**EXTRAIT DU DOCUMENT**
En répondant aux questions du public virtuel, Sa Sainteté évoqua la tradition beun qui existait au Tibet avant l'arrivée de la statue Djowo du Bouddha Shakyamouni à Lhassa, apportée par la princesse chinoise qui épousa le roi Songtsèn Gampo. Plus tard, Shantarakshita encouragea le roi Trisong Détsèn à traduire la littérature bouddhiste indienne en tibétain. Le bouddhisme prit racine ; la tradition beun elle-même demeure encore aujourd'hui.
Bien que les Occidentaux de nos jours portent de l’intérêt au bouddhisme, il est important de continuer à respecter les traditions judéo-chrétiennes qui prévalent. Sa Sainteté souligna de nouveau que toutes les traditions religieuses enseignaient l'importance de l'éthique et de la compassion.
Sa Sainteté fit observer que le Bouddha embrassait la vie d’un sans-abri. Nombre de ses adeptes ont fait de même. Le fondement de leur pratique était le vinaya et ses préceptes. Il précisa que si vous pouviez respecter les vœux, c’était tant mieux, mais que ce n’était pas strictement nécessaire pour être quelqu’un de chaleureux.

**DONNÉES EXTRAITES**
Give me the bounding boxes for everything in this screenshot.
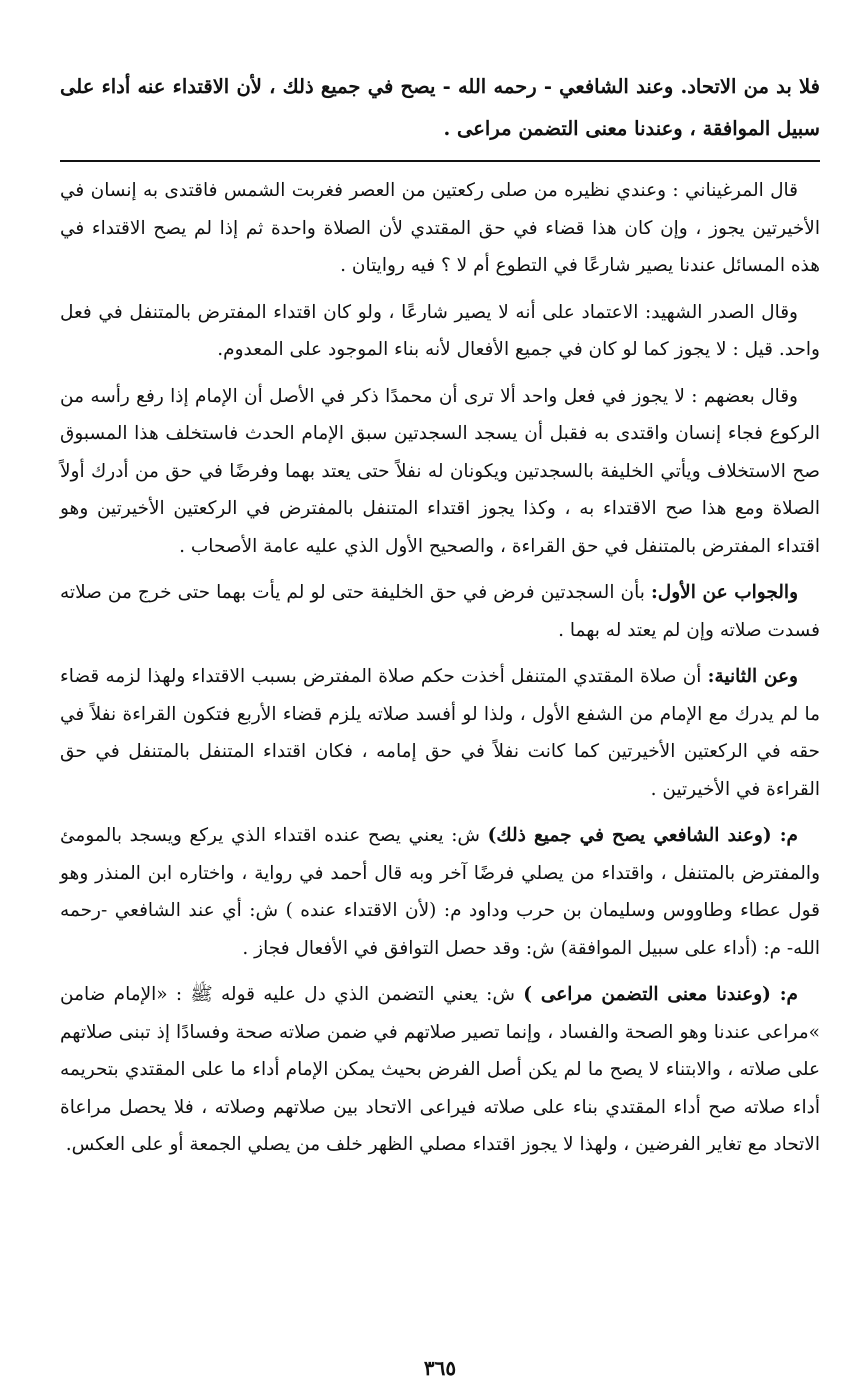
--
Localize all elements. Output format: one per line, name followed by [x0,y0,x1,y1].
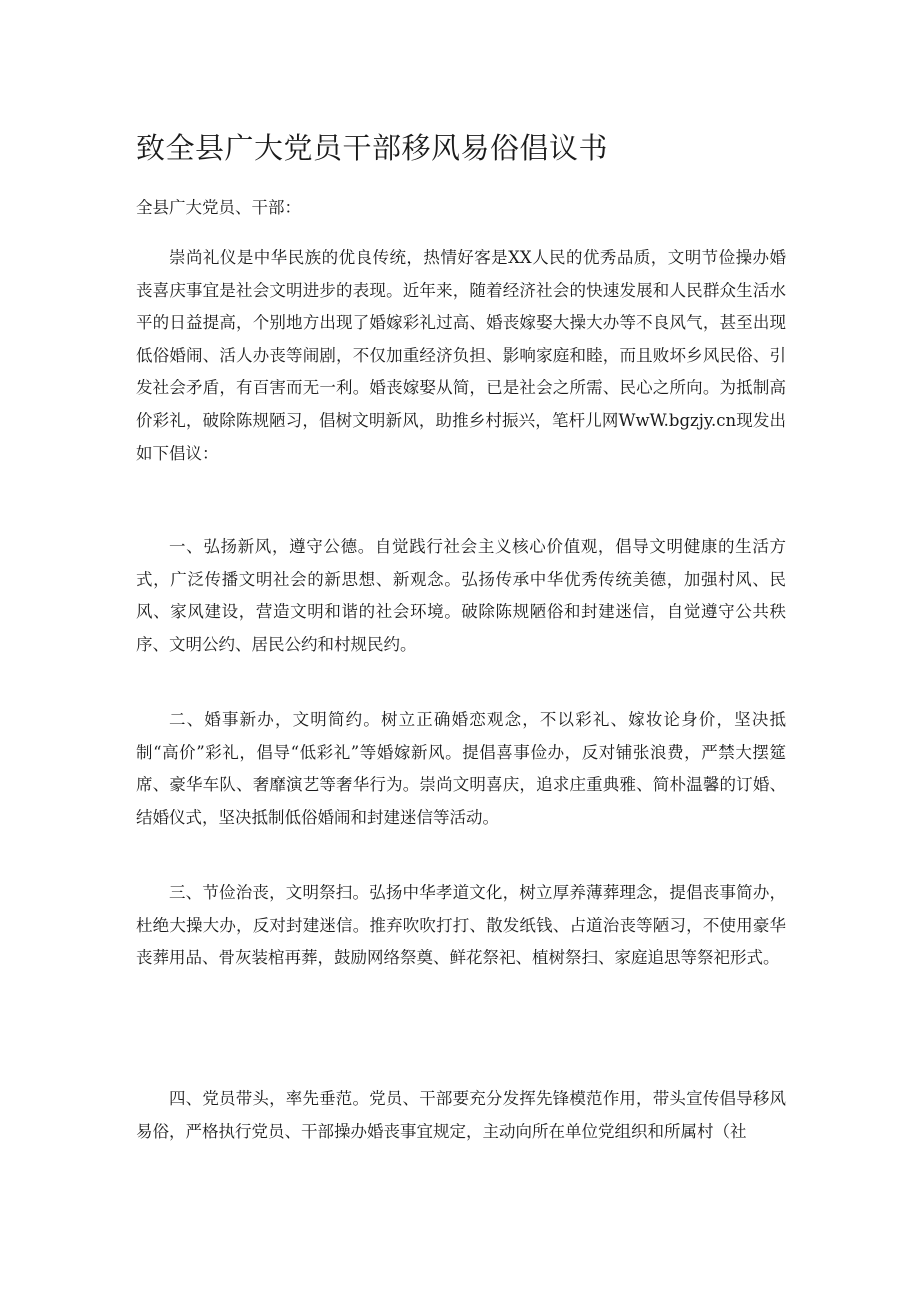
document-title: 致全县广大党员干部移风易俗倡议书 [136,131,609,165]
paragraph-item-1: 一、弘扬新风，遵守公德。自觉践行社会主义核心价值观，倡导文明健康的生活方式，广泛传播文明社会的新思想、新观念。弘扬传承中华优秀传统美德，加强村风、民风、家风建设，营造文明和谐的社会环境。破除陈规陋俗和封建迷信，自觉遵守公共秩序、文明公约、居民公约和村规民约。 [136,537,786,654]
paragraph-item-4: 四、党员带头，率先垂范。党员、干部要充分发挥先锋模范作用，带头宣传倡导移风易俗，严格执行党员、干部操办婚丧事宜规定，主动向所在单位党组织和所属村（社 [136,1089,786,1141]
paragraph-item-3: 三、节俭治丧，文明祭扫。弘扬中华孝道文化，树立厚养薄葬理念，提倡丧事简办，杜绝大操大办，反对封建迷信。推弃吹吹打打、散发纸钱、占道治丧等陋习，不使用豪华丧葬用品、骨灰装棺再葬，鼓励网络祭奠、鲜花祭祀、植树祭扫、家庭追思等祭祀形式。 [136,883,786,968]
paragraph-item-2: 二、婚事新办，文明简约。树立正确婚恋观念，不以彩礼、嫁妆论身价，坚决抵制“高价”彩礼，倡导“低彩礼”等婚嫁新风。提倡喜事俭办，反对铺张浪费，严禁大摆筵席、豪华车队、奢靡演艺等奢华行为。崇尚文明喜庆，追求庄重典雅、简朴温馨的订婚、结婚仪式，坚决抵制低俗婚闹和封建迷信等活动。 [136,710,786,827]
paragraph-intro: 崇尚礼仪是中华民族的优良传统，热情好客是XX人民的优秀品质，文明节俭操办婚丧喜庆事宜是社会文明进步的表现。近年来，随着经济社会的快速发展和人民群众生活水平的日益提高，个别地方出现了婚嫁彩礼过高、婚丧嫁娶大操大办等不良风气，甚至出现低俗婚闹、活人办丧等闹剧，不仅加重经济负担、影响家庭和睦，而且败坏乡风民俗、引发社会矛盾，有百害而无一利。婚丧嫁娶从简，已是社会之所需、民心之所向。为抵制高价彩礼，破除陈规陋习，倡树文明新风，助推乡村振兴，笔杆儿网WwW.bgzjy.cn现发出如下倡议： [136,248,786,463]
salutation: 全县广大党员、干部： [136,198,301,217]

**CONSIGNES**
**A.** Recopiez à l'identique la partie de l'extrait sur les propos de Sa Sainteté qui s'ouvre sur les mots contenant « En répondant aux » et se termine par « demeure encore aujourd'hui. ».
**B.** D'après l'extrait sur les propos de Sa Sainteté, qui encouragea le roi Trisong Détsèn à traduire la littérature bouddhiste indienne en tibétain ?
**C.** Poursuivez l'extrait sur les propos de Sa Sainteté à partir de sa dernière phrase.

**RÉPONSES**
**A.**
En répondant aux questions du public virtuel, Sa Sainteté évoqua la tradition beun qui existait au Tibet avant l'arrivée de la statue Djowo du Bouddha Shakyamouni à Lhassa, apportée par la princesse chinoise qui épousa le roi Songtsèn Gampo. Plus tard, Shantarakshita encouragea le roi Trisong Détsèn à traduire la littérature bouddhiste indienne en tibétain. Le bouddhisme prit racine ; la tradition beun elle-même demeure encore aujourd'hui.

**B.** Shantarakshita.

**C.**
Concernant l'avenir du bouddhisme dans les cinquante prochaines années, Sa Sainteté dit qu'il était difficile de se prononcer. L'ère du précédent Bouddha, Kashyapa, est arrivée à son terme. Les enseignements du Bouddha Shakyamouni présentement continuent de prospérer. Cependant, la menace que le réchauffement climatique fait peser clairement sur les réserves d'eau signifie que l'avenir n'est pas garanti.
Interrogé sur l'apparition des émotions perturbatrices, Sa Sainteté expliqua que nous développons de l'attachement et de l'aversion pour les choses parce qu'elles nous semblent exister solidement de leur propre côté. Lorsque nous réalisons qu'elles dépendent en réalité d'autres facteurs et conditions et qu'elles ne sont en réalité pas comme elles nous apparaissent, nous y réagissons différemment.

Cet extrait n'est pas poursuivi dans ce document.